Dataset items
◆ ◆ ◆

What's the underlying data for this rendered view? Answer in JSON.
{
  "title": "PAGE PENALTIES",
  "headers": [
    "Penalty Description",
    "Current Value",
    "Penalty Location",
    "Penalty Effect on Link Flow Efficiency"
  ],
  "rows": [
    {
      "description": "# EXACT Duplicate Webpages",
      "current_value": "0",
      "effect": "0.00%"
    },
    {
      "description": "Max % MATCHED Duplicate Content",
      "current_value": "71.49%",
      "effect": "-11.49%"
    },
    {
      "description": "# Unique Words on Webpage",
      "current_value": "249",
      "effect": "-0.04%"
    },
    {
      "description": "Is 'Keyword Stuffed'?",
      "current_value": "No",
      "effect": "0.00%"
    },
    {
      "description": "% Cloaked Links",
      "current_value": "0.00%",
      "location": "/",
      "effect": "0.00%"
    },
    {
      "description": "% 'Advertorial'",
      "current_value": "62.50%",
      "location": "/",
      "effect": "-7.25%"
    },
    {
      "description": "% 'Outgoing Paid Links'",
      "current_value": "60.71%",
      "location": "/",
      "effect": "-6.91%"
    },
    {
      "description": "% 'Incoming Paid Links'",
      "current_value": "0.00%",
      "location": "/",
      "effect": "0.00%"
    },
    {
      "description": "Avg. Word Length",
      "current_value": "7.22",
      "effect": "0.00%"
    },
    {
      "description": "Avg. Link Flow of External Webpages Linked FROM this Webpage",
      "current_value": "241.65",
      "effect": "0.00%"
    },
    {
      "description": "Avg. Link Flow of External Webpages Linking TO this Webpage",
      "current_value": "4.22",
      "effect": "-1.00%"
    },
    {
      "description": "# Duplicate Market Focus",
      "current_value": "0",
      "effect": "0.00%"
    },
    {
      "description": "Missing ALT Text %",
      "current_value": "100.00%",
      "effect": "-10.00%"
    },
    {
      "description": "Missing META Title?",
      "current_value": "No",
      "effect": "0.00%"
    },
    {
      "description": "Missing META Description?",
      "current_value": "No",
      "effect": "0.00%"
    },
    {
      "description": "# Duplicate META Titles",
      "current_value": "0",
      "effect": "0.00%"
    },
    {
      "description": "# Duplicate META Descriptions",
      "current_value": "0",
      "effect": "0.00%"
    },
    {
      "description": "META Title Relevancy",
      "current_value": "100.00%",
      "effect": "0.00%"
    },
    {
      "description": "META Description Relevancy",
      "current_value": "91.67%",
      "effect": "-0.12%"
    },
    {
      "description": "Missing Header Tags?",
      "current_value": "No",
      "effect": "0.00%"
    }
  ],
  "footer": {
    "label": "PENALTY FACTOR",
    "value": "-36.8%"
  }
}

◆ ◆ ◆

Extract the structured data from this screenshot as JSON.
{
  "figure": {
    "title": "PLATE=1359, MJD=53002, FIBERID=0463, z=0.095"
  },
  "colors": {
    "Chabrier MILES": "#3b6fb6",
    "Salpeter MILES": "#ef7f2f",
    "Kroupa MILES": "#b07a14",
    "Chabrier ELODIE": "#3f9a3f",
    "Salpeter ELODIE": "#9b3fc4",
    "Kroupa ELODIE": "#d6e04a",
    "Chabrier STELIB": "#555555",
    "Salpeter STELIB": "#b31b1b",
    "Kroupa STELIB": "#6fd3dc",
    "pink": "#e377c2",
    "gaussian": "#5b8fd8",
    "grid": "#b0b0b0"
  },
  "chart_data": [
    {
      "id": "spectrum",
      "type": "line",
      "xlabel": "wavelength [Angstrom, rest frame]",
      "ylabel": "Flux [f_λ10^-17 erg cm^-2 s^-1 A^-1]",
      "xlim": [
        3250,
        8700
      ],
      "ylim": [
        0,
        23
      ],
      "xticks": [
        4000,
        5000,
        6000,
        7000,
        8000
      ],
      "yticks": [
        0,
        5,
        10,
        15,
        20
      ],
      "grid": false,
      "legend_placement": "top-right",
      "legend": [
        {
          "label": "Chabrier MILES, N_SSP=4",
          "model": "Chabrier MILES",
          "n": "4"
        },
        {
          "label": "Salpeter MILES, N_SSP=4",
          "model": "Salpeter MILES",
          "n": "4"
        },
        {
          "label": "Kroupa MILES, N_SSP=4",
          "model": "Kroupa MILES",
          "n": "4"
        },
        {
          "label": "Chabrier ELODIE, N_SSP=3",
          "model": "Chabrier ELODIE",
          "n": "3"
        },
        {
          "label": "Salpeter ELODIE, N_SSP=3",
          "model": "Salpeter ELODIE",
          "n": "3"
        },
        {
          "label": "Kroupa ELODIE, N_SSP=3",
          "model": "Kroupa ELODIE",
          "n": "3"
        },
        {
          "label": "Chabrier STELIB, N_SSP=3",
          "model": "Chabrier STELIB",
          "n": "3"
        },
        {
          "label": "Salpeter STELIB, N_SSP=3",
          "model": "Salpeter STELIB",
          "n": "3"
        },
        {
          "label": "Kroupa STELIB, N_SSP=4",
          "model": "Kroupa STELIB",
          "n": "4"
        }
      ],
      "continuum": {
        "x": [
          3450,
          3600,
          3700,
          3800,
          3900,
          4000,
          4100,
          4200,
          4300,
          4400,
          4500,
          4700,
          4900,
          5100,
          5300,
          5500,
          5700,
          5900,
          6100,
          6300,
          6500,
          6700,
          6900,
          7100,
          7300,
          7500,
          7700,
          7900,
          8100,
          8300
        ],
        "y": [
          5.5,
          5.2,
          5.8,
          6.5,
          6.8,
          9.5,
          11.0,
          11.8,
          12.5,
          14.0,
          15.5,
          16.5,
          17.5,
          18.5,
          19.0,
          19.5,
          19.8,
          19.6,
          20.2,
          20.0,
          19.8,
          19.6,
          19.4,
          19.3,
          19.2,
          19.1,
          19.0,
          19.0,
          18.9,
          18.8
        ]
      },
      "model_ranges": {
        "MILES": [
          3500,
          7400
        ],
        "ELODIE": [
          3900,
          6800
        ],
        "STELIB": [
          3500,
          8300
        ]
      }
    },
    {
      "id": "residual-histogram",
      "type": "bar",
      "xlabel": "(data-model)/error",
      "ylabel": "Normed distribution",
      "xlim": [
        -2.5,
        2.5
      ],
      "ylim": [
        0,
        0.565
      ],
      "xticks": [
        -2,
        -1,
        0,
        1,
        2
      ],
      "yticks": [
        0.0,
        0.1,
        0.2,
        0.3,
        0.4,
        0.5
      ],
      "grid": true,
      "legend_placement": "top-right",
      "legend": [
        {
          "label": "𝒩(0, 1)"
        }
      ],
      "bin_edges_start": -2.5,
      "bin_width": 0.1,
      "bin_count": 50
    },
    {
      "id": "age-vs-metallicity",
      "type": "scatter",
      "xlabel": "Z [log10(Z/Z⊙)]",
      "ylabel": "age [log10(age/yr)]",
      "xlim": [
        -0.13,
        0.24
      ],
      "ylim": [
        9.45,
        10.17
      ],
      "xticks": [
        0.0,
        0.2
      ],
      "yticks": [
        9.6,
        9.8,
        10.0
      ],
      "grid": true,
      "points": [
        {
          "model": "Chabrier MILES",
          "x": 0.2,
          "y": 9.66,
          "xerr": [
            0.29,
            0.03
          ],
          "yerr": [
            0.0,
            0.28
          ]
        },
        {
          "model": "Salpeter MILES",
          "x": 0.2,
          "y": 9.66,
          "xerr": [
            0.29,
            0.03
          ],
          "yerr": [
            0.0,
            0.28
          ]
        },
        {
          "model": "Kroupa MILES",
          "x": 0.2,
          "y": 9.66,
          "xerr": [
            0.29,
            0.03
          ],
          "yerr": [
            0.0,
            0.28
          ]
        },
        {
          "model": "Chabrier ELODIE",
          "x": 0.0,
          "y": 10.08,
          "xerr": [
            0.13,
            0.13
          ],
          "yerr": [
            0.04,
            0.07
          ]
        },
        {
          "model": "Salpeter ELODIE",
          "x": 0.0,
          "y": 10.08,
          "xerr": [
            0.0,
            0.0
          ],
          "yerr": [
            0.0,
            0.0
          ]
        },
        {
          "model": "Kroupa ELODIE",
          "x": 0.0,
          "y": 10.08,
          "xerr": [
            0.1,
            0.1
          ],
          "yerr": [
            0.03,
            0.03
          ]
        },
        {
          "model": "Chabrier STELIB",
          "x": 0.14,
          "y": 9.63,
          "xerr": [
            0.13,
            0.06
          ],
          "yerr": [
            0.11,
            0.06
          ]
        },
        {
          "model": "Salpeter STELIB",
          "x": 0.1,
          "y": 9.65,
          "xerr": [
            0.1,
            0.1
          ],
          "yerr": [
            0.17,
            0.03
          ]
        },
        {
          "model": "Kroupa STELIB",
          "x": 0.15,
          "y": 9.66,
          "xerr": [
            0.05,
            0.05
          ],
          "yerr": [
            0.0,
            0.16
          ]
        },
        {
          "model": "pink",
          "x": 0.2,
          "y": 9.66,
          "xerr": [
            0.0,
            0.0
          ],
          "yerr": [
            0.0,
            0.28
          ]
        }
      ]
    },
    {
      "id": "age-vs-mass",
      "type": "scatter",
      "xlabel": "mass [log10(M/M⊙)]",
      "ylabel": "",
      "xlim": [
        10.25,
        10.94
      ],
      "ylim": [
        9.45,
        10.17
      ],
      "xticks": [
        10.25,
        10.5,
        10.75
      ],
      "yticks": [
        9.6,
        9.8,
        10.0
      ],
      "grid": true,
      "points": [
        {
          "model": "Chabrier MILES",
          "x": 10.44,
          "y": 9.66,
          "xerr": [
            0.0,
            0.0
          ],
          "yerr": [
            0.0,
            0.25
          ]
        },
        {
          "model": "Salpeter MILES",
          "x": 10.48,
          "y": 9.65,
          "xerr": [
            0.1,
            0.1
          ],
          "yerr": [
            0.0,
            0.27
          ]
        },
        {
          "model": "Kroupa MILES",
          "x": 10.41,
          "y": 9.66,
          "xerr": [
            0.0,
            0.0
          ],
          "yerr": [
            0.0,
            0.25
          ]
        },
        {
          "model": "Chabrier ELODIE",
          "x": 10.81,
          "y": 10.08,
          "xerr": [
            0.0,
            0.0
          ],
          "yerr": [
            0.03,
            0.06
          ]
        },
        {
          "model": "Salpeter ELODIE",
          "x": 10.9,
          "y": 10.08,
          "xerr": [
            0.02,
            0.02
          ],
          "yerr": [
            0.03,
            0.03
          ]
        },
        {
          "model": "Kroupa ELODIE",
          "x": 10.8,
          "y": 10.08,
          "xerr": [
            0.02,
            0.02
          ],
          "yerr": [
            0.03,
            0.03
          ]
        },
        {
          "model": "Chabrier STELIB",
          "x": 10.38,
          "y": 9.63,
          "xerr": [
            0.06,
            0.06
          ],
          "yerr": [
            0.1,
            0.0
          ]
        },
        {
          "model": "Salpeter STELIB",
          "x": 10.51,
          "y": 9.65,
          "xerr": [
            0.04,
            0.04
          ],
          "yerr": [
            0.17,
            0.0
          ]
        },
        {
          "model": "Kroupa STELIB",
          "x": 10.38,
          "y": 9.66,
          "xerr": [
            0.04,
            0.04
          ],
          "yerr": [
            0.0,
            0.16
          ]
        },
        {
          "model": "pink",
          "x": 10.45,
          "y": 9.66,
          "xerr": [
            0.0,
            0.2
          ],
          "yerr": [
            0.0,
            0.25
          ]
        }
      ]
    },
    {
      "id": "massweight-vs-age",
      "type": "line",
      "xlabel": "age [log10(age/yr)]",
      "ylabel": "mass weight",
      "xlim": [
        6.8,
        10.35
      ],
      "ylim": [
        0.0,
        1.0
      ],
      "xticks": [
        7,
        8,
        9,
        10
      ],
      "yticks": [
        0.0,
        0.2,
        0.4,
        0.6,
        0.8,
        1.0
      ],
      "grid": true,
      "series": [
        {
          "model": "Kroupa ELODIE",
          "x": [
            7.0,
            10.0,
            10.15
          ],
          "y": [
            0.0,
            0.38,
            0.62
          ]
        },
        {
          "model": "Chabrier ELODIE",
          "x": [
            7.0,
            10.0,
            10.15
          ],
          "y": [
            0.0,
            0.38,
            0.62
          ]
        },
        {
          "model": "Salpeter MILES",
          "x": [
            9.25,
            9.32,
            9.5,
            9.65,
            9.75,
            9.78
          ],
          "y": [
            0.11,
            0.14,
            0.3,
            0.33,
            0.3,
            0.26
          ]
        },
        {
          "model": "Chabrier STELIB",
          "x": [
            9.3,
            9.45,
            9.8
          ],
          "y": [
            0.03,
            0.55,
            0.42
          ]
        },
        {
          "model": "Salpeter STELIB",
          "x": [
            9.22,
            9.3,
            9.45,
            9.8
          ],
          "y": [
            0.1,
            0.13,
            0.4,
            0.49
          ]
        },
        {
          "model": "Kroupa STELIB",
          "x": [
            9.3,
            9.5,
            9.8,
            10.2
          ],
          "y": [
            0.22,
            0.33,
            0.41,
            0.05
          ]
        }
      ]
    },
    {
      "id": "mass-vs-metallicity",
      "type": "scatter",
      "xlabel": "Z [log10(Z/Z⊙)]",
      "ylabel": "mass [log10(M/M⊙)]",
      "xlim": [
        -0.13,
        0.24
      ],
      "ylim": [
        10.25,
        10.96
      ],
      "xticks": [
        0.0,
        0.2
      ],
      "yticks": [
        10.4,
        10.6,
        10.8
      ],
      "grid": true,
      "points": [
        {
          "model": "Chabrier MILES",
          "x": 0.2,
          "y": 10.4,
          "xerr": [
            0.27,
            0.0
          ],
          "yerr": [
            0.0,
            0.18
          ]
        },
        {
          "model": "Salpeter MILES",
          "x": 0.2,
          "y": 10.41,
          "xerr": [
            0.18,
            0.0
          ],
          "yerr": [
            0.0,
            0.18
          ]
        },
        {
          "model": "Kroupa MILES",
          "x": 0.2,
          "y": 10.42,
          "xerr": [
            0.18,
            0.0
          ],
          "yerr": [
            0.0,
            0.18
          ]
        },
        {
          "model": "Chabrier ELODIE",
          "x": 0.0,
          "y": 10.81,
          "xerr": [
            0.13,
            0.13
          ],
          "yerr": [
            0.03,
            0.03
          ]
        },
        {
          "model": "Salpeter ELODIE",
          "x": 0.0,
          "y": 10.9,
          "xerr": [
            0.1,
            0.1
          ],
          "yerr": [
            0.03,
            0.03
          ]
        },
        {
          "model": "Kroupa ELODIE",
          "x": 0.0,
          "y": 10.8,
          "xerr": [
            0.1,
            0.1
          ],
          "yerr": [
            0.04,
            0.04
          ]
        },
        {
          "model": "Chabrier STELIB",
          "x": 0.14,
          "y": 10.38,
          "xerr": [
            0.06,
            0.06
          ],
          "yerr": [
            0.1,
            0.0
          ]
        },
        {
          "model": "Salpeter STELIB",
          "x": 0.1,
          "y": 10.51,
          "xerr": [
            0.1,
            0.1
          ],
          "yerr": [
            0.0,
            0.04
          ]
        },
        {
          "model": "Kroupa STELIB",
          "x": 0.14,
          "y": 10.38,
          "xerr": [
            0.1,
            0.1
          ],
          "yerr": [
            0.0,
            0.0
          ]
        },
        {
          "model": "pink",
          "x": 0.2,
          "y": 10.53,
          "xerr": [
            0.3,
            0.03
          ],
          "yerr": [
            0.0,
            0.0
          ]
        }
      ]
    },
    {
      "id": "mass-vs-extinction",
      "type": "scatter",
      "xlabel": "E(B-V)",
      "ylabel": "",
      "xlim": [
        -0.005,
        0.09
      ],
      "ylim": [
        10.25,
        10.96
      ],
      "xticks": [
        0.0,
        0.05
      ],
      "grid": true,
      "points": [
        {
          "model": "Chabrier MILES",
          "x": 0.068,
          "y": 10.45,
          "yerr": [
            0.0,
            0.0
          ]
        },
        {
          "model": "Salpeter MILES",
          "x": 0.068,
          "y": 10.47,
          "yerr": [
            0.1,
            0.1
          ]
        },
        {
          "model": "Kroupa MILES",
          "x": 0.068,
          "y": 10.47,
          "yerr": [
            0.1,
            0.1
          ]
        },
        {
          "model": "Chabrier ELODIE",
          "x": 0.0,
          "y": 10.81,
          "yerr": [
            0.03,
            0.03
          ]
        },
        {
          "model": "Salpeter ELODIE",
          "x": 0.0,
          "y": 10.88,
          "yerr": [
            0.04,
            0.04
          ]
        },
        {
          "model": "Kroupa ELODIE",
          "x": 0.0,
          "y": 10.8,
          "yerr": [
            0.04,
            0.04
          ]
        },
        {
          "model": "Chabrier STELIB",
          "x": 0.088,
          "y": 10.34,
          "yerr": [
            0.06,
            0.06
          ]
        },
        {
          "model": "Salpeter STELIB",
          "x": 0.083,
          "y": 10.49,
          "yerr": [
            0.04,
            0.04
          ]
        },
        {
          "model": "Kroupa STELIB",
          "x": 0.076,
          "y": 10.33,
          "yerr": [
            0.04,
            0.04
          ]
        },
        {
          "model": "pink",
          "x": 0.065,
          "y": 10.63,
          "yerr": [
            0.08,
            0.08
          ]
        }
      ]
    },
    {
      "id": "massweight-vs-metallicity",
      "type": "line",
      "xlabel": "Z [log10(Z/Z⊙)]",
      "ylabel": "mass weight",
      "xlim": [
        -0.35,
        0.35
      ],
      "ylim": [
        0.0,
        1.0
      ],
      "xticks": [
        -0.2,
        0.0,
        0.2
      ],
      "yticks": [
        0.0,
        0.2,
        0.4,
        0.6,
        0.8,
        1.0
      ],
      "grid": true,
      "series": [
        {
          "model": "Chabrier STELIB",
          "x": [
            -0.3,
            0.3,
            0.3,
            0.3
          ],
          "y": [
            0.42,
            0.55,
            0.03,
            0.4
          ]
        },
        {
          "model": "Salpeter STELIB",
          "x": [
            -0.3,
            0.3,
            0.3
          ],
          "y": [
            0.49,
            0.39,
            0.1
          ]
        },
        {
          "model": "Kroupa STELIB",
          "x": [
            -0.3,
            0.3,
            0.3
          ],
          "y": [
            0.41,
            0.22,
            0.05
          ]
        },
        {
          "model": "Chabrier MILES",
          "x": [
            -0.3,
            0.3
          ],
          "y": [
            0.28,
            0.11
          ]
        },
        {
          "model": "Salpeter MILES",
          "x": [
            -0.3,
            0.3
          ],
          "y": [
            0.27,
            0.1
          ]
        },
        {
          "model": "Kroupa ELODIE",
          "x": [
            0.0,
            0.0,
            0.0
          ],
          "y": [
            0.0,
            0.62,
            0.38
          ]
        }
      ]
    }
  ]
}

◆ ◆ ◆

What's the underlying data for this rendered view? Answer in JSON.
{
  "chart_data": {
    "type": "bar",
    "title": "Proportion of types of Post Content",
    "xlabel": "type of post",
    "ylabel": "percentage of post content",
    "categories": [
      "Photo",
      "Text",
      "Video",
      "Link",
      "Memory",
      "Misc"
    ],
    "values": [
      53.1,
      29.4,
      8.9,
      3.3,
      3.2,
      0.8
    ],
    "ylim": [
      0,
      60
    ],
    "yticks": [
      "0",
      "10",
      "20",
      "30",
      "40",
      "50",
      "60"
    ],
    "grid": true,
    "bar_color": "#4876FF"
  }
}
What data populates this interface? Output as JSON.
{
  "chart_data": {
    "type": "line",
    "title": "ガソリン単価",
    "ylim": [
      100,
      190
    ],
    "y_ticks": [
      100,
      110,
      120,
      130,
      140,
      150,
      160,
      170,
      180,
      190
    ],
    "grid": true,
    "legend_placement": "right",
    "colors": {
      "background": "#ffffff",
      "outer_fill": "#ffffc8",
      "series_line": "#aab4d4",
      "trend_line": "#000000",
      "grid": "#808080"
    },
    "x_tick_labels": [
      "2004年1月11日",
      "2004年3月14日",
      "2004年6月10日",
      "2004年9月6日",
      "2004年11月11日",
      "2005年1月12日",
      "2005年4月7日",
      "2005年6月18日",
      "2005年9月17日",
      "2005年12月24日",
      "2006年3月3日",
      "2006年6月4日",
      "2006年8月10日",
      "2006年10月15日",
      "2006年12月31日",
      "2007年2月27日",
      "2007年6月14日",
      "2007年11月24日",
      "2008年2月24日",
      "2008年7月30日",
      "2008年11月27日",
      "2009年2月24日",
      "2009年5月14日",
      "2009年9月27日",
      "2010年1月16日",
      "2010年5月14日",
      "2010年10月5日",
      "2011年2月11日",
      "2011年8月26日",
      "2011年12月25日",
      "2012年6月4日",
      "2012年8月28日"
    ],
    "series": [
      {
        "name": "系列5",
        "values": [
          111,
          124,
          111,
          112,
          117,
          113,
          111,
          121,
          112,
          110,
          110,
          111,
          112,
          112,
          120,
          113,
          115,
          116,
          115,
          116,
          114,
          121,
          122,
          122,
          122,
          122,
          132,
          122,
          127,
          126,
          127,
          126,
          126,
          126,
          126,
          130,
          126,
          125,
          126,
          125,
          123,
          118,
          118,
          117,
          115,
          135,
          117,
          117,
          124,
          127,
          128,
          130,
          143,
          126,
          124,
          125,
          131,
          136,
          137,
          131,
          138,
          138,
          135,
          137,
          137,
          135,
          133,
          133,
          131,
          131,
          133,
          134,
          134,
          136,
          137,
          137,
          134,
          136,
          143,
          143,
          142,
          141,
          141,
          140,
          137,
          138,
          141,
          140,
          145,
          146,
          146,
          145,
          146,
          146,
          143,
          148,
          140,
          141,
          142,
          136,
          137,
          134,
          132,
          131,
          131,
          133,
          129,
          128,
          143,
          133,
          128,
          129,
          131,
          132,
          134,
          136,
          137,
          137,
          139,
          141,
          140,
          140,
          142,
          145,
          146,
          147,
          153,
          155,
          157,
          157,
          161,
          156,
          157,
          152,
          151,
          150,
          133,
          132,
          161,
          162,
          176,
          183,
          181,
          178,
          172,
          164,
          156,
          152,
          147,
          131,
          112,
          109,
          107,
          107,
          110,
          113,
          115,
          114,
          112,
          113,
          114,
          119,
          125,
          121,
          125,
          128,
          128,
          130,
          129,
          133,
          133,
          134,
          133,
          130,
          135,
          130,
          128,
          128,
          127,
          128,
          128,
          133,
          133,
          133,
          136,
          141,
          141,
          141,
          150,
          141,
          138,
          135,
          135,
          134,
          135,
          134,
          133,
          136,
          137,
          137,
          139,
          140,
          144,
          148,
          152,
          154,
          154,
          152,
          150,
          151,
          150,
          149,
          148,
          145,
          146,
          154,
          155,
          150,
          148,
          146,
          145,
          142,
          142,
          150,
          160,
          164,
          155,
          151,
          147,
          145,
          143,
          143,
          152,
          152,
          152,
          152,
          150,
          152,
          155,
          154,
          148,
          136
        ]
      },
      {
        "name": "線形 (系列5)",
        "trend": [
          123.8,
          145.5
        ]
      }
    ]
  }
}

◆ ◆ ◆

Of the lines above, how many include the word "Paid"? Reply with the number only.

Task output: 2